__TASK STATEMENT__: Look for the word "from" in the entries below, then copy every line that has it.

-- Start of DATASET EXCERPTS --

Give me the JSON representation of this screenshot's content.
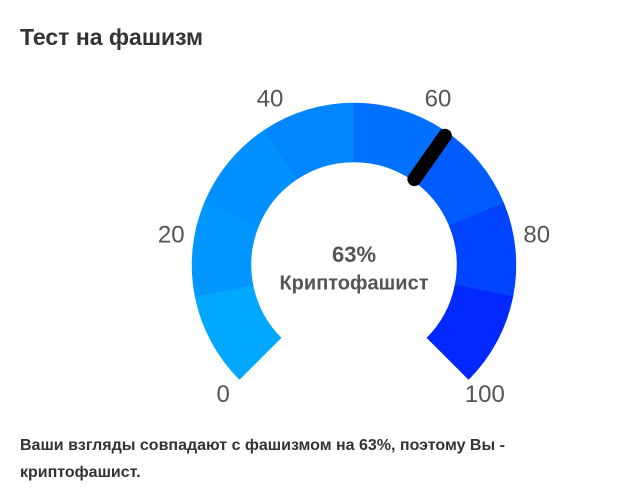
{
  "chart_data": {
    "type": "gauge",
    "title": "Тест на фашизм",
    "value": 63,
    "value_label": "63%",
    "category": "Криптофашист",
    "range": [
      0,
      100
    ],
    "ticks": [
      0,
      20,
      40,
      60,
      80,
      100
    ],
    "bands": [
      {
        "from": 0,
        "to": 12.5,
        "color": "#00a8ff"
      },
      {
        "from": 12.5,
        "to": 25,
        "color": "#0096ff"
      },
      {
        "from": 25,
        "to": 37.5,
        "color": "#0090ff"
      },
      {
        "from": 37.5,
        "to": 50,
        "color": "#0086ff"
      },
      {
        "from": 50,
        "to": 62.5,
        "color": "#0070ff"
      },
      {
        "from": 62.5,
        "to": 75,
        "color": "#005cff"
      },
      {
        "from": 75,
        "to": 87.5,
        "color": "#0044ff"
      },
      {
        "from": 87.5,
        "to": 100,
        "color": "#0028ff"
      }
    ],
    "needle_color": "#000000",
    "footer": "Ваши взгляды совпадают с фашизмом на 63%, поэтому Вы - криптофашист."
  }
}
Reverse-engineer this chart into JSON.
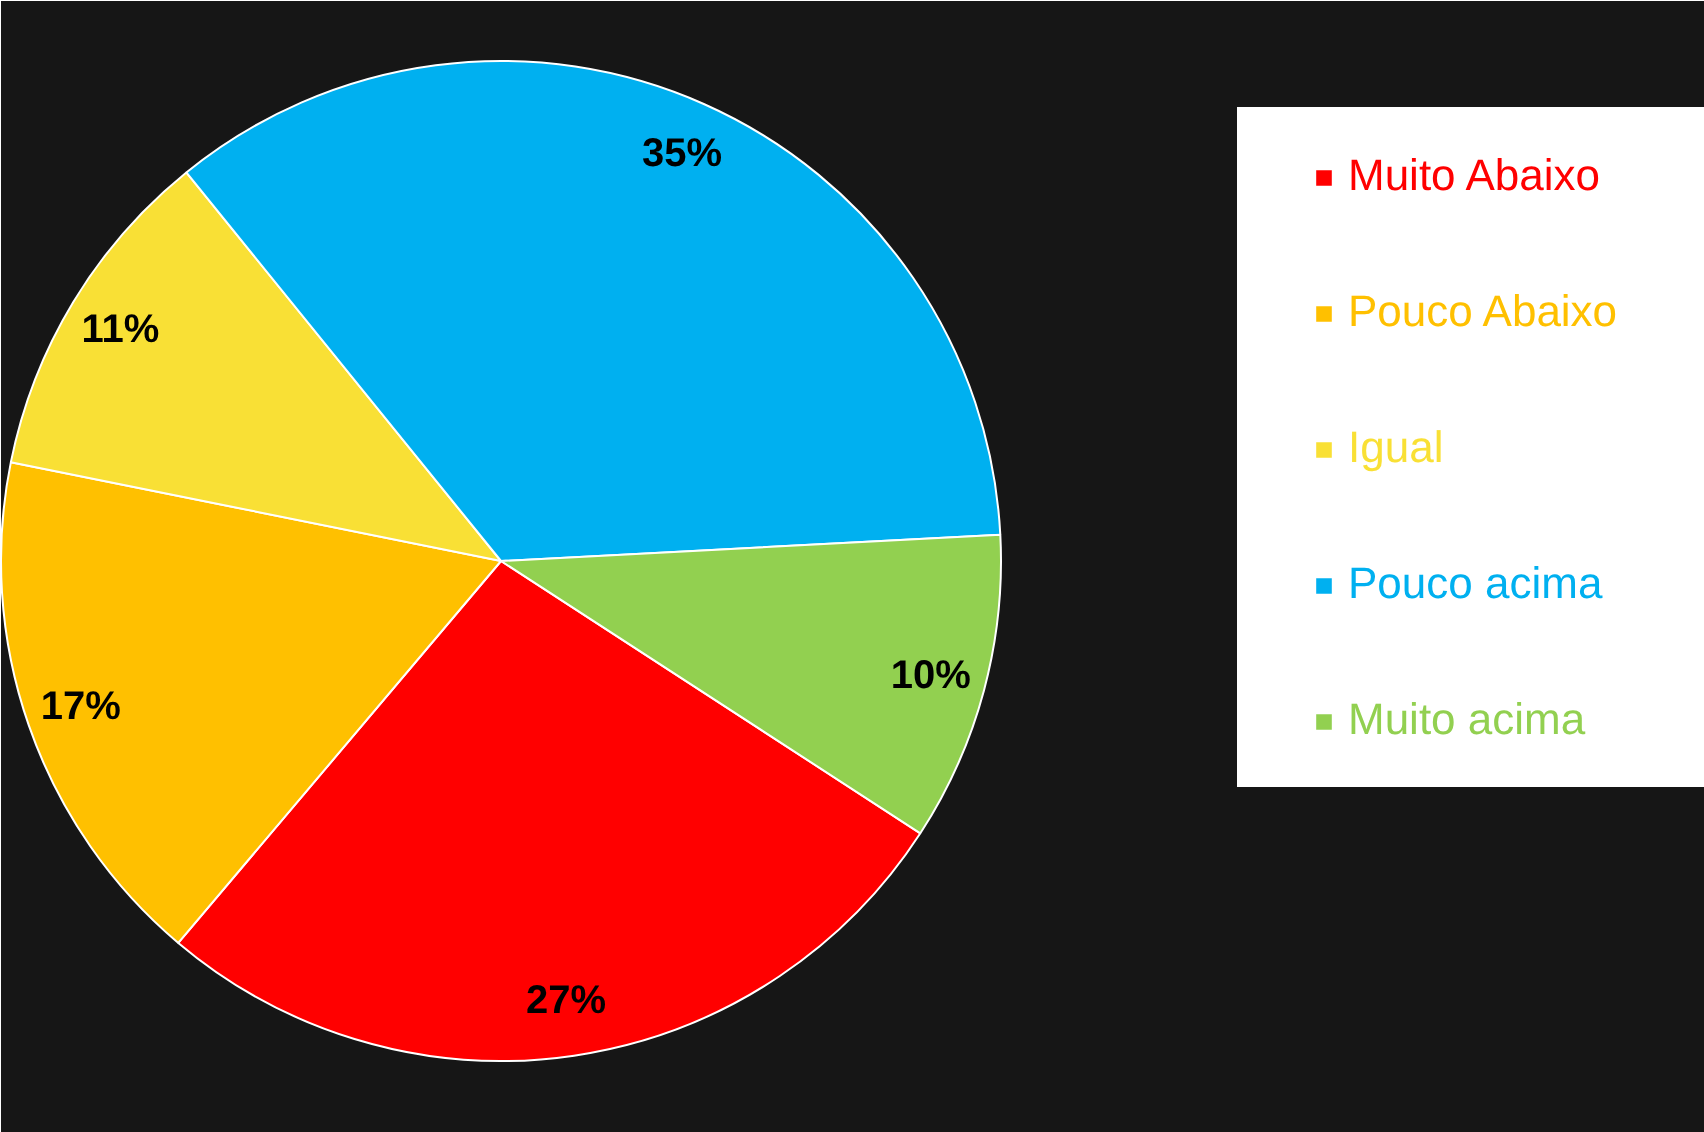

-- End of DATASET EXCERPTS --

__RESULT FOR THIS TASK__:
        "from": 0,
        "from": 12.5,
        "from": 25,
        "from": 37.5,
        "from": 50,
        "from": 62.5,
        "from": 75,
        "from": 87.5,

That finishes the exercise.